Written exercise:
Write out the entire listing below exactly, with the pictures left out.

[Figure dataset records]

[Begin]

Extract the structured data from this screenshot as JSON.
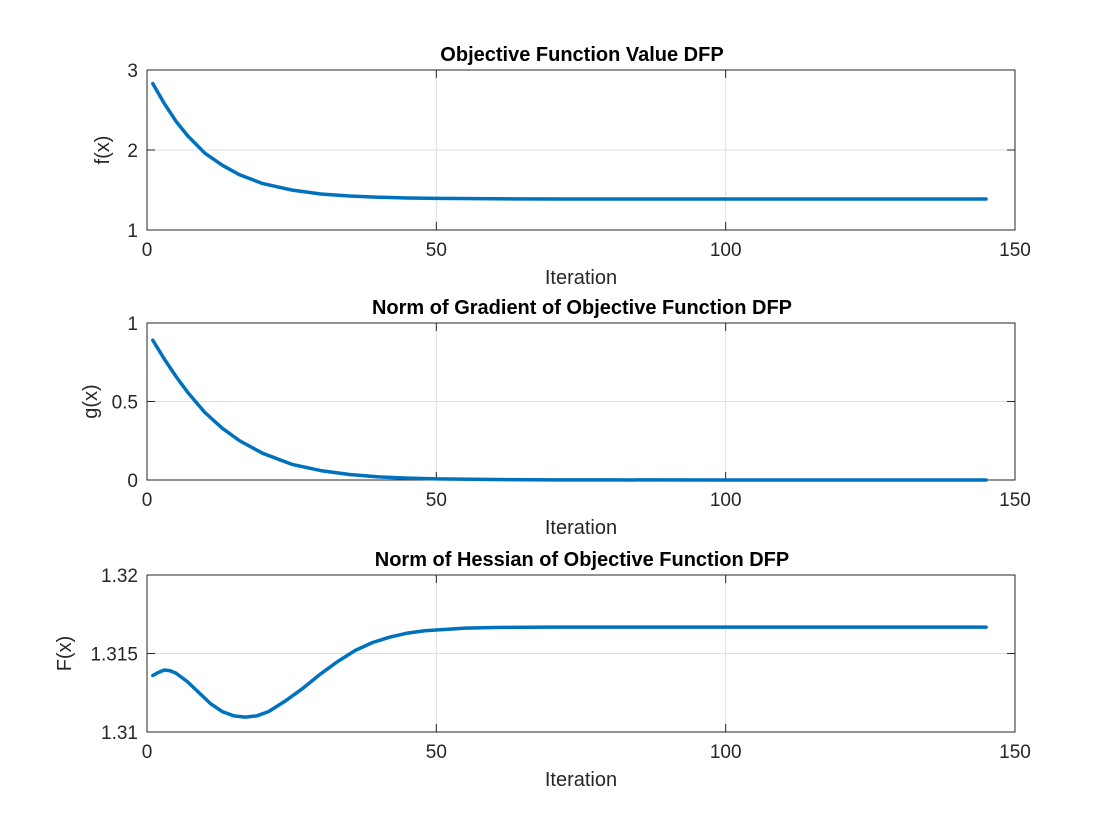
{
  "chart_data": [
    {
      "type": "line",
      "title": "Objective Function Value DFP",
      "xlabel": "Iteration",
      "ylabel": "f(x)",
      "xlim": [
        0,
        150
      ],
      "ylim": [
        1,
        3
      ],
      "xticks": [
        "0",
        "50",
        "100",
        "150"
      ],
      "yticks": [
        "1",
        "2",
        "3"
      ],
      "grid": true,
      "color": "#0072BD",
      "series": [
        {
          "x": [
            1,
            3,
            5,
            7,
            10,
            13,
            16,
            20,
            25,
            30,
            35,
            40,
            45,
            50,
            60,
            70,
            80,
            100,
            120,
            145
          ],
          "values": [
            2.83,
            2.58,
            2.36,
            2.18,
            1.96,
            1.81,
            1.69,
            1.58,
            1.5,
            1.45,
            1.425,
            1.41,
            1.4,
            1.395,
            1.39,
            1.388,
            1.388,
            1.388,
            1.388,
            1.388
          ]
        }
      ]
    },
    {
      "type": "line",
      "title": "Norm of Gradient of Objective Function DFP",
      "xlabel": "Iteration",
      "ylabel": "g(x)",
      "xlim": [
        0,
        150
      ],
      "ylim": [
        0,
        1
      ],
      "xticks": [
        "0",
        "50",
        "100",
        "150"
      ],
      "yticks": [
        "0",
        "0.5",
        "1"
      ],
      "grid": true,
      "color": "#0072BD",
      "series": [
        {
          "x": [
            1,
            3,
            5,
            7,
            10,
            13,
            16,
            20,
            25,
            30,
            35,
            40,
            45,
            50,
            60,
            70,
            80,
            100,
            120,
            145
          ],
          "values": [
            0.89,
            0.77,
            0.66,
            0.56,
            0.43,
            0.33,
            0.25,
            0.17,
            0.1,
            0.06,
            0.035,
            0.02,
            0.012,
            0.007,
            0.003,
            0.001,
            0.0005,
            0.0,
            0.0,
            0.0
          ]
        }
      ]
    },
    {
      "type": "line",
      "title": "Norm of Hessian of Objective Function DFP",
      "xlabel": "Iteration",
      "ylabel": "F(x)",
      "xlim": [
        0,
        150
      ],
      "ylim": [
        1.31,
        1.32
      ],
      "xticks": [
        "0",
        "50",
        "100",
        "150"
      ],
      "yticks": [
        "1.31",
        "1.315",
        "1.32"
      ],
      "grid": true,
      "color": "#0072BD",
      "series": [
        {
          "x": [
            1,
            2,
            3,
            4,
            5,
            7,
            9,
            11,
            13,
            15,
            17,
            19,
            21,
            24,
            27,
            30,
            33,
            36,
            39,
            42,
            45,
            48,
            50,
            55,
            60,
            70,
            80,
            100,
            120,
            145
          ],
          "values": [
            1.3136,
            1.3138,
            1.31395,
            1.3139,
            1.31375,
            1.3132,
            1.3125,
            1.3118,
            1.3113,
            1.31103,
            1.31095,
            1.31103,
            1.3113,
            1.312,
            1.3128,
            1.3137,
            1.3145,
            1.3152,
            1.3157,
            1.31605,
            1.3163,
            1.31645,
            1.3165,
            1.31662,
            1.31666,
            1.31668,
            1.31668,
            1.31668,
            1.31668,
            1.31668
          ]
        }
      ]
    }
  ]
}
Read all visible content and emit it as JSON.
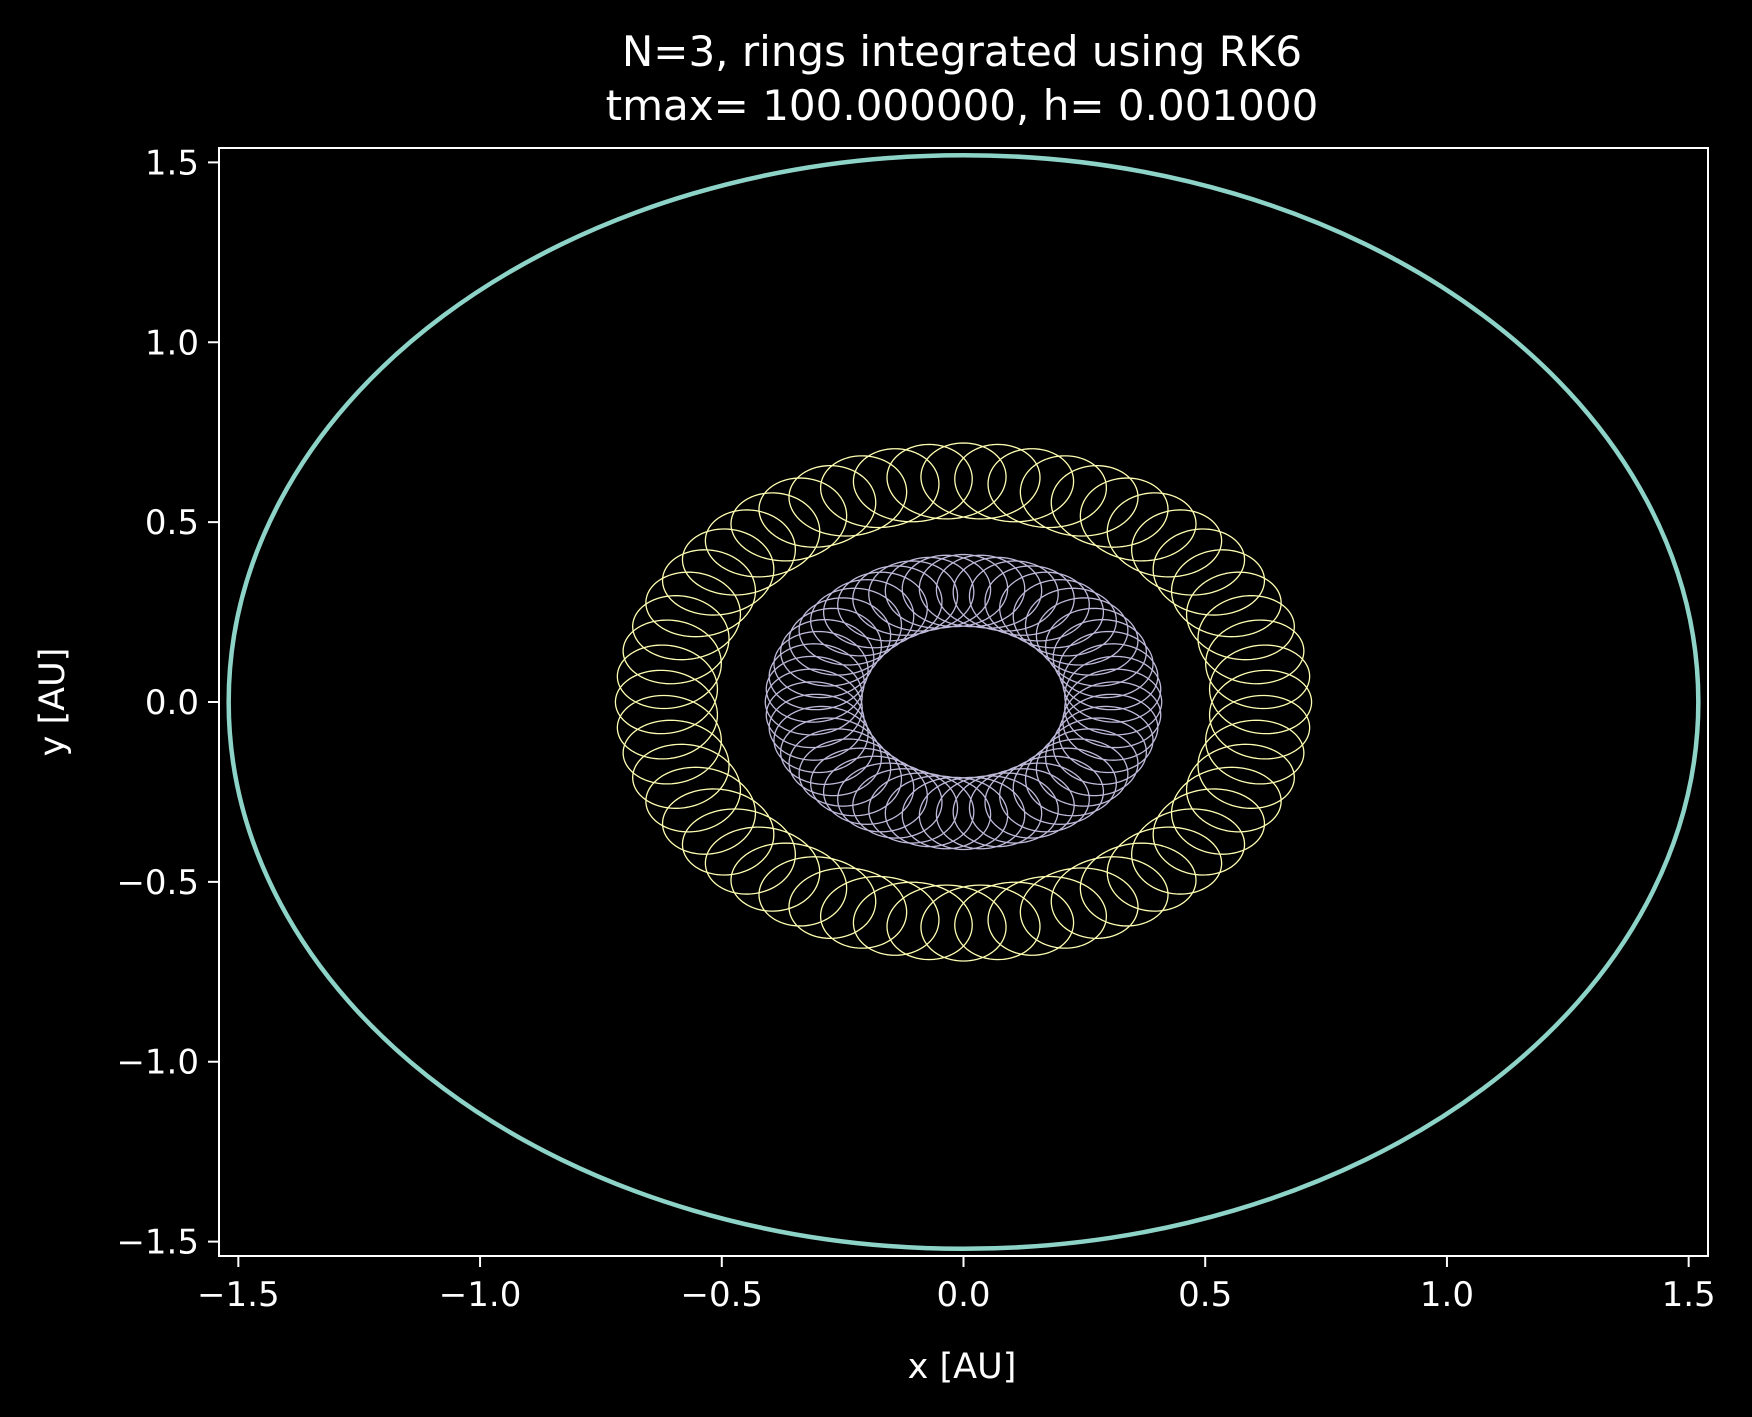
{
  "chart_data": {
    "type": "line",
    "title": "N=3, rings integrated using RK6",
    "subtitle": "tmax= 100.000000, h= 0.001000",
    "xlabel": "x [AU]",
    "ylabel": "y [AU]",
    "xlim": [
      -1.54,
      1.54
    ],
    "ylim": [
      -1.54,
      1.54
    ],
    "xticks": [
      -1.5,
      -1.0,
      -0.5,
      0.0,
      0.5,
      1.0,
      1.5
    ],
    "yticks": [
      -1.5,
      -1.0,
      -0.5,
      0.0,
      0.5,
      1.0,
      1.5
    ],
    "xtick_labels": [
      "−1.5",
      "−1.0",
      "−0.5",
      "0.0",
      "0.5",
      "1.0",
      "1.5"
    ],
    "ytick_labels": [
      "−1.5",
      "−1.0",
      "−0.5",
      "0.0",
      "0.5",
      "1.0",
      "1.5"
    ],
    "grid": false,
    "legend": "none",
    "background": "#000000",
    "series": [
      {
        "color": "#8dd3c7",
        "orbit": "circle",
        "radius": 1.52
      },
      {
        "color": "#ffffb3",
        "orbit": "rosette",
        "r_min": 0.51,
        "r_max": 0.72,
        "petals": 55
      },
      {
        "color": "#bebada",
        "orbit": "rosette",
        "r_min": 0.21,
        "r_max": 0.41,
        "petals": 55
      }
    ]
  }
}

[End]

Solution to the exercise:
Extract the structured data from this screenshot as JSON.
{
  "chart_data": [
    {
      "type": "line",
      "title": "Objective Function Value DFP",
      "xlabel": "Iteration",
      "ylabel": "f(x)",
      "xlim": [
        0,
        150
      ],
      "ylim": [
        1,
        3
      ],
      "xticks": [
        "0",
        "50",
        "100",
        "150"
      ],
      "yticks": [
        "1",
        "2",
        "3"
      ],
      "grid": true,
      "color": "#0072BD",
      "series": [
        {
          "x": [
            1,
            3,
            5,
            7,
            10,
            13,
            16,
            20,
            25,
            30,
            35,
            40,
            45,
            50,
            60,
            70,
            80,
            100,
            120,
            145
          ],
          "values": [
            2.83,
            2.58,
            2.36,
            2.18,
            1.96,
            1.81,
            1.69,
            1.58,
            1.5,
            1.45,
            1.425,
            1.41,
            1.4,
            1.395,
            1.39,
            1.388,
            1.388,
            1.388,
            1.388,
            1.388
          ]
        }
      ]
    },
    {
      "type": "line",
      "title": "Norm of Gradient of Objective Function DFP",
      "xlabel": "Iteration",
      "ylabel": "g(x)",
      "xlim": [
        0,
        150
      ],
      "ylim": [
        0,
        1
      ],
      "xticks": [
        "0",
        "50",
        "100",
        "150"
      ],
      "yticks": [
        "0",
        "0.5",
        "1"
      ],
      "grid": true,
      "color": "#0072BD",
      "series": [
        {
          "x": [
            1,
            3,
            5,
            7,
            10,
            13,
            16,
            20,
            25,
            30,
            35,
            40,
            45,
            50,
            60,
            70,
            80,
            100,
            120,
            145
          ],
          "values": [
            0.89,
            0.77,
            0.66,
            0.56,
            0.43,
            0.33,
            0.25,
            0.17,
            0.1,
            0.06,
            0.035,
            0.02,
            0.012,
            0.007,
            0.003,
            0.001,
            0.0005,
            0.0,
            0.0,
            0.0
          ]
        }
      ]
    },
    {
      "type": "line",
      "title": "Norm of Hessian of Objective Function DFP",
      "xlabel": "Iteration",
      "ylabel": "F(x)",
      "xlim": [
        0,
        150
      ],
      "ylim": [
        1.31,
        1.32
      ],
      "xticks": [
        "0",
        "50",
        "100",
        "150"
      ],
      "yticks": [
        "1.31",
        "1.315",
        "1.32"
      ],
      "grid": true,
      "color": "#0072BD",
      "series": [
        {
          "x": [
            1,
            2,
            3,
            4,
            5,
            7,
            9,
            11,
            13,
            15,
            17,
            19,
            21,
            24,
            27,
            30,
            33,
            36,
            39,
            42,
            45,
            48,
            50,
            55,
            60,
            70,
            80,
            100,
            120,
            145
          ],
          "values": [
            1.3136,
            1.3138,
            1.31395,
            1.3139,
            1.31375,
            1.3132,
            1.3125,
            1.3118,
            1.3113,
            1.31103,
            1.31095,
            1.31103,
            1.3113,
            1.312,
            1.3128,
            1.3137,
            1.3145,
            1.3152,
            1.3157,
            1.31605,
            1.3163,
            1.31645,
            1.3165,
            1.31662,
            1.31666,
            1.31668,
            1.31668,
            1.31668,
            1.31668,
            1.31668
          ]
        }
      ]
    }
  ]
}
Read all visible content and emit it as JSON.
{
  "chart_data": {
    "type": "line",
    "title": "N=3, rings integrated using RK6",
    "subtitle": "tmax= 100.000000, h= 0.001000",
    "xlabel": "x [AU]",
    "ylabel": "y [AU]",
    "xlim": [
      -1.54,
      1.54
    ],
    "ylim": [
      -1.54,
      1.54
    ],
    "xticks": [
      -1.5,
      -1.0,
      -0.5,
      0.0,
      0.5,
      1.0,
      1.5
    ],
    "yticks": [
      -1.5,
      -1.0,
      -0.5,
      0.0,
      0.5,
      1.0,
      1.5
    ],
    "xtick_labels": [
      "−1.5",
      "−1.0",
      "−0.5",
      "0.0",
      "0.5",
      "1.0",
      "1.5"
    ],
    "ytick_labels": [
      "−1.5",
      "−1.0",
      "−0.5",
      "0.0",
      "0.5",
      "1.0",
      "1.5"
    ],
    "grid": false,
    "legend": "none",
    "background": "#000000",
    "series": [
      {
        "color": "#8dd3c7",
        "orbit": "circle",
        "radius": 1.52
      },
      {
        "color": "#ffffb3",
        "orbit": "rosette",
        "r_min": 0.51,
        "r_max": 0.72,
        "petals": 55
      },
      {
        "color": "#bebada",
        "orbit": "rosette",
        "r_min": 0.21,
        "r_max": 0.41,
        "petals": 55
      }
    ]
  }
}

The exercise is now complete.